Exercise materials ▸

=======

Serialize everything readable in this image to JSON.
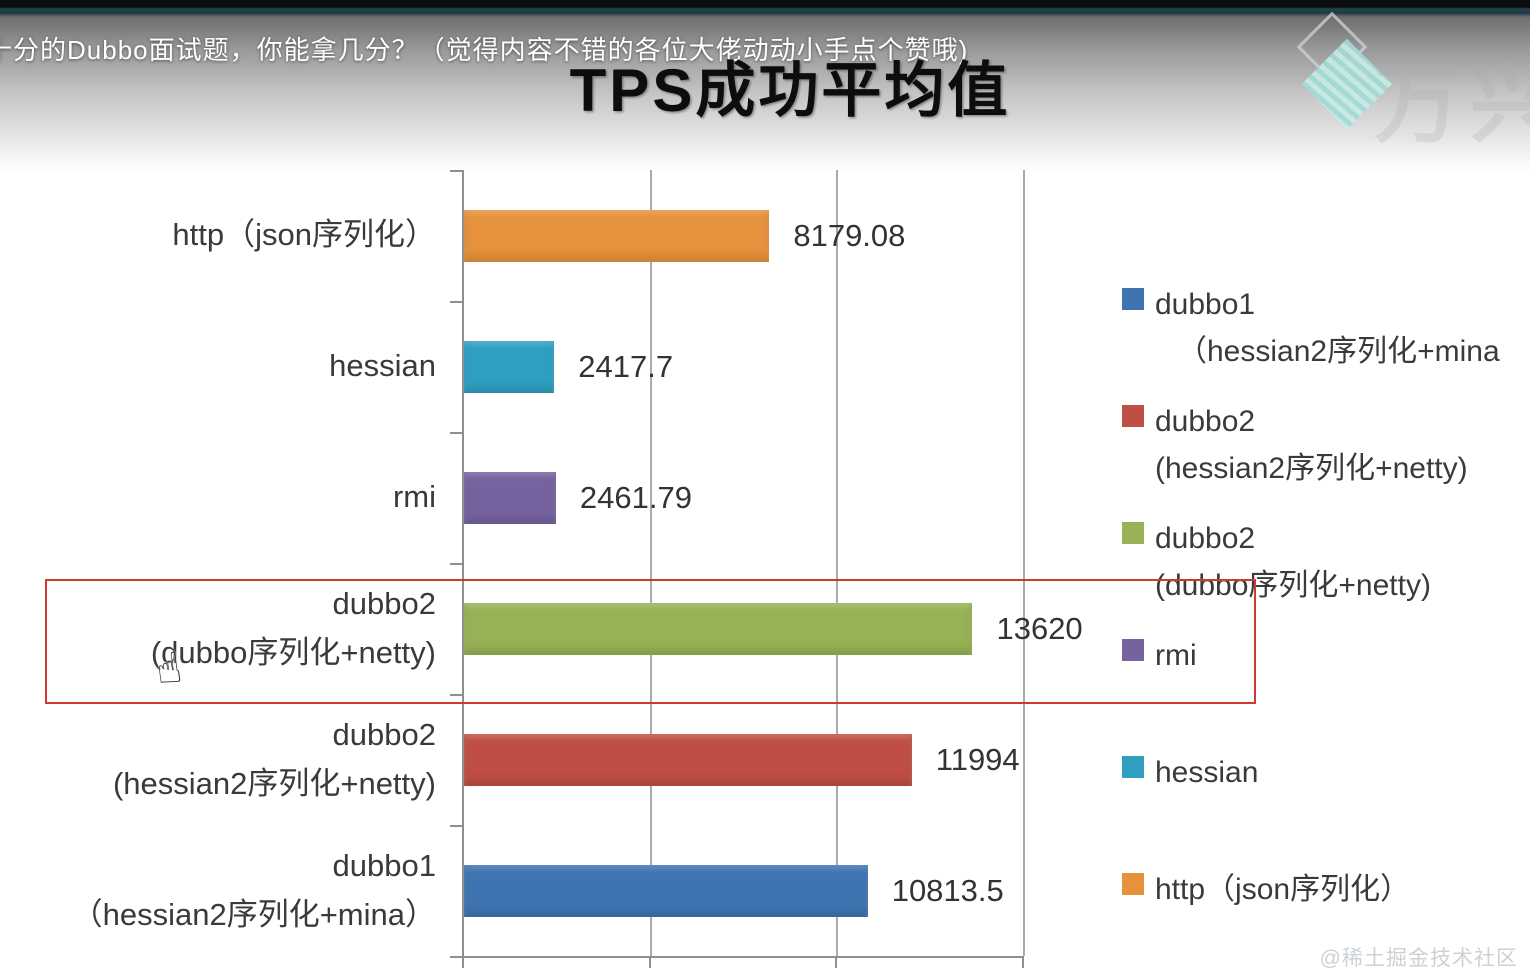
{
  "overlay": {
    "video_title": "十分的Dubbo面试题，你能拿几分？（觉得内容不错的各位大佬动动小手点个赞哦)"
  },
  "logo": {
    "text": "万兴"
  },
  "watermark": "@稀土掘金技术社区",
  "cursor_glyph": "☝",
  "chart_data": {
    "type": "bar",
    "orientation": "horizontal",
    "title": "TPS成功平均值",
    "categories": [
      [
        "http（json序列化）"
      ],
      [
        "hessian"
      ],
      [
        "rmi"
      ],
      [
        "dubbo2",
        "(dubbo序列化+netty)"
      ],
      [
        "dubbo2",
        "(hessian2序列化+netty)"
      ],
      [
        "dubbo1",
        "（hessian2序列化+mina）"
      ]
    ],
    "values": [
      8179.08,
      2417.7,
      2461.79,
      13620,
      11994,
      10813.5
    ],
    "value_labels": [
      "8179.08",
      "2417.7",
      "2461.79",
      "13620",
      "11994",
      "10813.5"
    ],
    "colors": [
      "#E6913C",
      "#2F9FC1",
      "#75629F",
      "#97B254",
      "#BF4E44",
      "#3F74B2"
    ],
    "xlim": [
      0,
      15000
    ],
    "gridline_interval": 5000,
    "grid": true,
    "legend_position": "right",
    "legend": [
      {
        "label": "dubbo1",
        "sublabel": "（hessian2序列化+mina",
        "color": "#3F74B2"
      },
      {
        "label": "dubbo2",
        "sublabel": "(hessian2序列化+netty)",
        "color": "#BF4E44"
      },
      {
        "label": "dubbo2",
        "sublabel": "(dubbo序列化+netty)",
        "color": "#97B254"
      },
      {
        "label": "rmi",
        "sublabel": "",
        "color": "#75629F"
      },
      {
        "label": "hessian",
        "sublabel": "",
        "color": "#2F9FC1"
      },
      {
        "label": "http（json序列化）",
        "sublabel": "",
        "color": "#E6913C"
      }
    ],
    "highlight": {
      "category": "dubbo2 (dubbo序列化+netty)",
      "row_index": 3,
      "color": "#cc3a30"
    }
  }
}
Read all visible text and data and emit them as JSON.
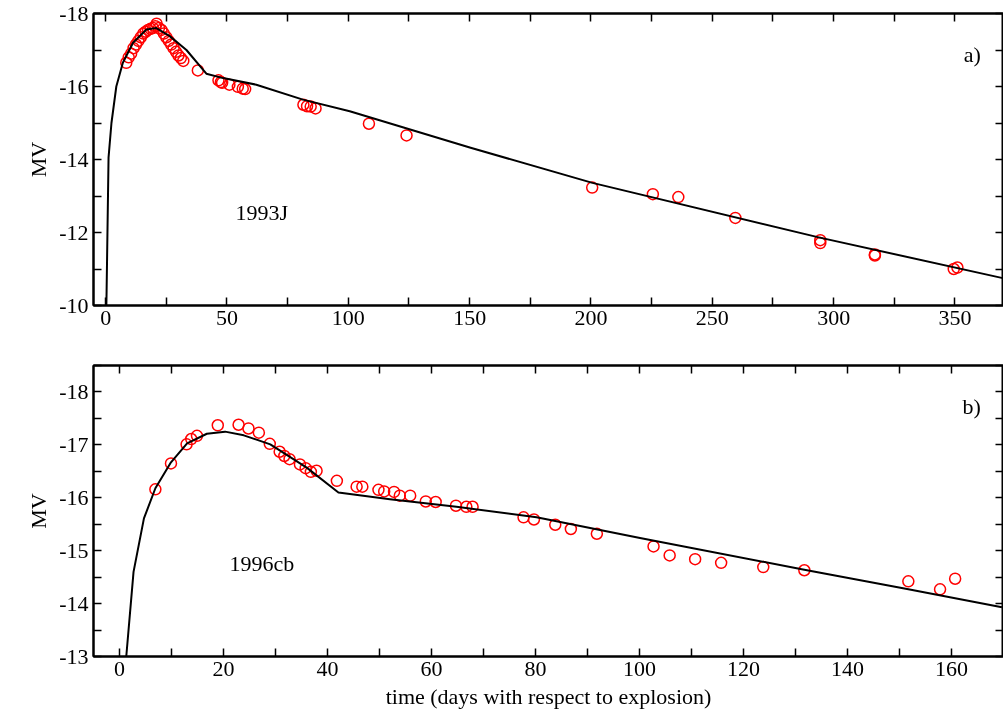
{
  "chart_data": [
    {
      "type": "scatter",
      "ylabel": "MV",
      "annotations": [
        "a)",
        "1993J"
      ],
      "xlim": [
        -5,
        370
      ],
      "ylim": [
        -10,
        -18
      ],
      "xticks": [
        0,
        {
          "value": 25,
          "label": null
        },
        50,
        {
          "value": 75,
          "label": null
        },
        100,
        {
          "value": 125,
          "label": null
        },
        150,
        {
          "value": 175,
          "label": null
        },
        200,
        {
          "value": 225,
          "label": null
        },
        250,
        {
          "value": 275,
          "label": null
        },
        300,
        {
          "value": 325,
          "label": null
        },
        350
      ],
      "yticks": [
        -18,
        {
          "value": -17,
          "label": null
        },
        -16,
        {
          "value": -15,
          "label": null
        },
        -14,
        {
          "value": -13,
          "label": null
        },
        -12,
        {
          "value": -11,
          "label": null
        },
        -10
      ],
      "grid": false,
      "series": [
        {
          "type": "scatter",
          "marker": "circle",
          "color": "#ff0000",
          "x": [
            8.5,
            9.5,
            10.5,
            11.5,
            12.5,
            13.5,
            14.5,
            15.5,
            16.5,
            17.5,
            18.5,
            19.5,
            20.5,
            21,
            22,
            23,
            24,
            25,
            26,
            27,
            28,
            29,
            30,
            31,
            32,
            38,
            46.5,
            47.5,
            48,
            51,
            54.5,
            56.5,
            57.5,
            81.5,
            83,
            84.5,
            86.5,
            108.5,
            124,
            200.5,
            225.5,
            236,
            259.5,
            294.5,
            294.5,
            317,
            317,
            349.5,
            351
          ],
          "values": [
            -16.65,
            -16.8,
            -16.9,
            -17.05,
            -17.15,
            -17.25,
            -17.35,
            -17.45,
            -17.5,
            -17.55,
            -17.58,
            -17.6,
            -17.65,
            -17.72,
            -17.6,
            -17.55,
            -17.45,
            -17.35,
            -17.25,
            -17.15,
            -17.05,
            -16.95,
            -16.85,
            -16.78,
            -16.7,
            -16.44,
            -16.17,
            -16.12,
            -16.1,
            -16.05,
            -15.99,
            -15.94,
            -15.93,
            -15.5,
            -15.46,
            -15.45,
            -15.4,
            -14.98,
            -14.66,
            -13.23,
            -13.05,
            -12.97,
            -12.4,
            -11.79,
            -11.71,
            -11.4,
            -11.37,
            -11.0,
            -11.04
          ]
        },
        {
          "type": "line",
          "marker": "none",
          "color": "#000000",
          "x": [
            0.3,
            0.4,
            1.2,
            2.4,
            4.4,
            7.1,
            11.3,
            16.8,
            20.9,
            26.4,
            33.3,
            41.5,
            48.4,
            62.1,
            81.3,
            100.6,
            150.4,
            200.6,
            294.3,
            369.7
          ],
          "values": [
            -10,
            -10.4,
            -14.05,
            -15.0,
            -16.0,
            -16.65,
            -17.2,
            -17.56,
            -17.6,
            -17.38,
            -17.0,
            -16.35,
            -16.23,
            -16.05,
            -15.64,
            -15.32,
            -14.32,
            -13.36,
            -11.86,
            -10.75
          ]
        }
      ]
    },
    {
      "type": "scatter",
      "ylabel": "MV",
      "xlabel": "time (days with respect to explosion)",
      "annotations": [
        "b)",
        "1996cb"
      ],
      "xlim": [
        -5,
        170
      ],
      "ylim": [
        -13,
        -18.5
      ],
      "xticks": [
        0,
        {
          "value": 10,
          "label": null
        },
        20,
        {
          "value": 30,
          "label": null
        },
        40,
        {
          "value": 50,
          "label": null
        },
        60,
        {
          "value": 70,
          "label": null
        },
        80,
        {
          "value": 90,
          "label": null
        },
        100,
        {
          "value": 110,
          "label": null
        },
        120,
        {
          "value": 130,
          "label": null
        },
        140,
        {
          "value": 150,
          "label": null
        },
        160
      ],
      "yticks": [
        {
          "value": -18.5,
          "label": null
        },
        -18,
        {
          "value": -17.5,
          "label": null
        },
        -17,
        {
          "value": -16.5,
          "label": null
        },
        -16,
        {
          "value": -15.5,
          "label": null
        },
        -15,
        {
          "value": -14.5,
          "label": null
        },
        -14,
        {
          "value": -13.5,
          "label": null
        },
        -13
      ],
      "grid": false,
      "series": [
        {
          "type": "scatter",
          "marker": "circle",
          "color": "#ff0000",
          "x": [
            6.9,
            9.9,
            12.9,
            13.8,
            14.9,
            18.9,
            22.9,
            24.8,
            26.8,
            28.9,
            30.8,
            31.7,
            32.7,
            34.7,
            35.8,
            36.8,
            37.9,
            41.8,
            45.6,
            46.7,
            49.8,
            50.9,
            52.8,
            53.9,
            55.9,
            58.9,
            60.8,
            64.7,
            66.7,
            67.9,
            77.7,
            79.7,
            83.8,
            86.8,
            91.8,
            102.7,
            105.8,
            110.7,
            115.7,
            123.8,
            131.7,
            151.7,
            157.8,
            160.7
          ],
          "values": [
            -16.16,
            -16.65,
            -17.01,
            -17.11,
            -17.17,
            -17.37,
            -17.38,
            -17.31,
            -17.23,
            -17.02,
            -16.87,
            -16.79,
            -16.73,
            -16.63,
            -16.56,
            -16.49,
            -16.51,
            -16.32,
            -16.21,
            -16.21,
            -16.15,
            -16.12,
            -16.11,
            -16.04,
            -16.04,
            -15.93,
            -15.92,
            -15.85,
            -15.83,
            -15.83,
            -15.63,
            -15.59,
            -15.49,
            -15.41,
            -15.32,
            -15.08,
            -14.91,
            -14.84,
            -14.77,
            -14.69,
            -14.63,
            -14.42,
            -14.27,
            -14.47
          ]
        },
        {
          "type": "line",
          "marker": "none",
          "color": "#000000",
          "x": [
            1.3,
            2.7,
            4.7,
            6.9,
            9.9,
            13,
            16.8,
            20.3,
            23.9,
            29,
            36,
            42.1,
            52,
            64.8,
            80.2,
            100.1,
            131.7,
            151.2,
            169.7
          ],
          "values": [
            -13,
            -14.6,
            -15.61,
            -16.18,
            -16.67,
            -17.03,
            -17.21,
            -17.25,
            -17.18,
            -17.01,
            -16.57,
            -16.1,
            -15.97,
            -15.83,
            -15.63,
            -15.24,
            -14.64,
            -14.28,
            -13.93
          ]
        }
      ]
    }
  ]
}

=======

Return only the number of lines in the preceding records that contain the string "text".

Response ▸ 2